## JOB
Please write out the records below word for word, leaving out the pictures.

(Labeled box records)

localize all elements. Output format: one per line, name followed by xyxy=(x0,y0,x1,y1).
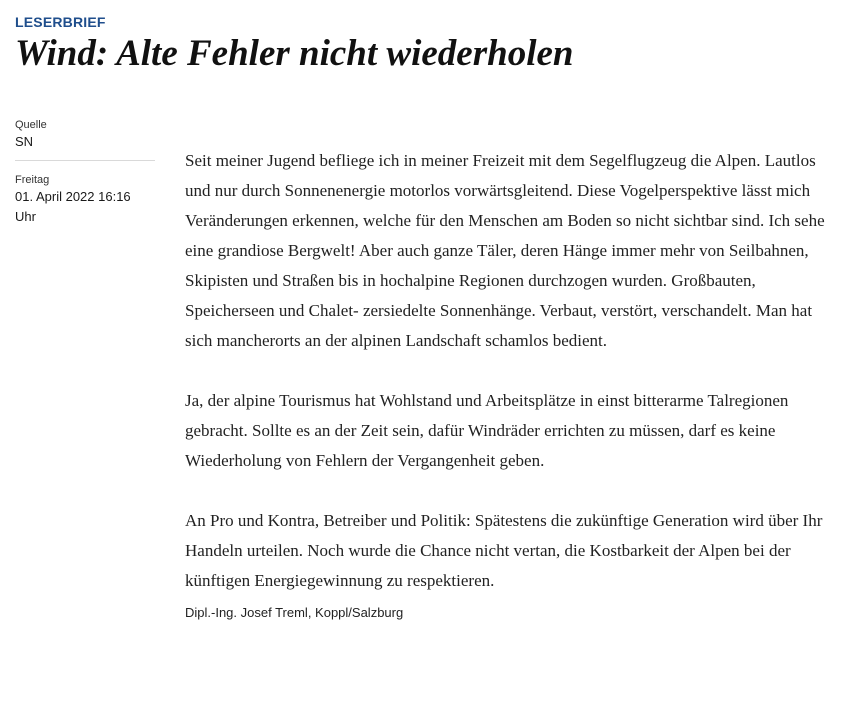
article-body xyxy=(185,146,835,624)
day-label: Freitag xyxy=(15,174,50,186)
date-block xyxy=(15,161,155,227)
source-value: SN xyxy=(15,134,34,149)
source-block xyxy=(15,118,155,161)
article-paragraph-2: Ja, der alpine Tourismus hat Wohlstand und Arbeitsplätze in einst bitterarme Talregionen gebracht. Sollte es an der Zeit sein, dafür Windräder errichten zu müssen, darf es keine Wiederholung von Fehlern der Vergangenheit geben. xyxy=(185,391,789,470)
article-meta xyxy=(15,118,155,227)
section-kicker[interactable]: LESERBRIEF xyxy=(15,14,106,30)
article-headline: Wind: Alte Fehler nicht wiederholen xyxy=(15,33,574,74)
source-label: Quelle xyxy=(15,119,47,131)
article-paragraph-1: Seit meiner Jugend befliege ich in meiner Freizeit mit dem Segelflugzeug die Alpen. Lautlos und nur durch Sonnenenergie motorlos vorwärtsgleitend. Diese Vogelperspektive lässt mich Veränderungen erkennen, welche für den Menschen am Boden so nicht sichtbar sind. Ich sehe eine grandiose Bergwelt! Aber auch ganze Täler, deren Hänge immer mehr von Seilbahnen, Skipisten und Straßen bis in hochalpine Regionen durchzogen wurden. Großbauten, Speicherseen und Chalet- zersiedelte Sonnenhänge. Verbaut, verstört, verschandelt. Man hat sich mancherorts an der alpinen Landschaft schamlos bedient. xyxy=(185,151,825,350)
publish-date: 01. April 2022 16:16 Uhr xyxy=(15,189,131,224)
author-signature: Dipl.-Ing. Josef Treml, Koppl/Salzburg xyxy=(185,605,404,620)
article-paragraph-3: An Pro und Kontra, Betreiber und Politik: Spätestens die zukünftige Generation wird über Ihr Handeln urteilen. Noch wurde die Chance nicht vertan, die Kostbarkeit der Alpen bei der künftigen Energiegewinnung zu respektieren. xyxy=(185,511,823,590)
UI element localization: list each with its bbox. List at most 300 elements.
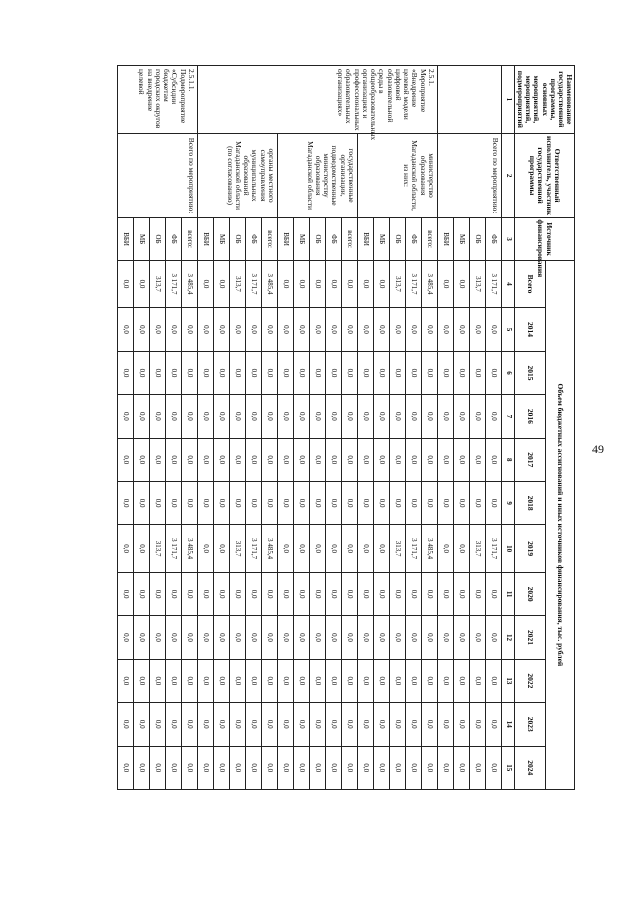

## RESULT OF THE EXERCISE
localize all elements. Output format: one per line, name followed by xyxy=(x0,y0,x1,y1).
article-body xyxy=(185,146,835,624)
day-label: Freitag xyxy=(15,174,50,186)
date-block xyxy=(15,161,155,227)
source-value: SN xyxy=(15,134,34,149)
source-block xyxy=(15,118,155,161)
article-paragraph-2: Ja, der alpine Tourismus hat Wohlstand und Arbeitsplätze in einst bitterarme Talregionen gebracht. Sollte es an der Zeit sein, dafür Windräder errichten zu müssen, darf es keine Wiederholung von Fehlern der Vergangenheit geben. xyxy=(185,391,789,470)
article-meta xyxy=(15,118,155,227)
section-kicker[interactable]: LESERBRIEF xyxy=(15,14,106,30)
article-headline: Wind: Alte Fehler nicht wiederholen xyxy=(15,33,574,74)
source-label: Quelle xyxy=(15,119,47,131)
article-paragraph-1: Seit meiner Jugend befliege ich in meiner Freizeit mit dem Segelflugzeug die Alpen. Lautlos und nur durch Sonnenenergie motorlos vorwärtsgleitend. Diese Vogelperspektive lässt mich Veränderungen erkennen, welche für den Menschen am Boden so nicht sichtbar sind. Ich sehe eine grandiose Bergwelt! Aber auch ganze Täler, deren Hänge immer mehr von Seilbahnen, Skipisten und Straßen bis in hochalpine Regionen durchzogen wurden. Großbauten, Speicherseen und Chalet- zersiedelte Sonnenhänge. Verbaut, verstört, verschandelt. Man hat sich mancherorts an der alpinen Landschaft schamlos bedient. xyxy=(185,151,825,350)
publish-date: 01. April 2022 16:16 Uhr xyxy=(15,189,131,224)
author-signature: Dipl.-Ing. Josef Treml, Koppl/Salzburg xyxy=(185,605,404,620)
article-paragraph-3: An Pro und Kontra, Betreiber und Politik: Spätestens die zukünftige Generation wird über Ihr Handeln urteilen. Noch wurde die Chance nicht vertan, die Kostbarkeit der Alpen bei der künftigen Energiegewinnung zu respektieren. xyxy=(185,511,823,590)
UI element localization: list each with its bbox. List at most 300 elements.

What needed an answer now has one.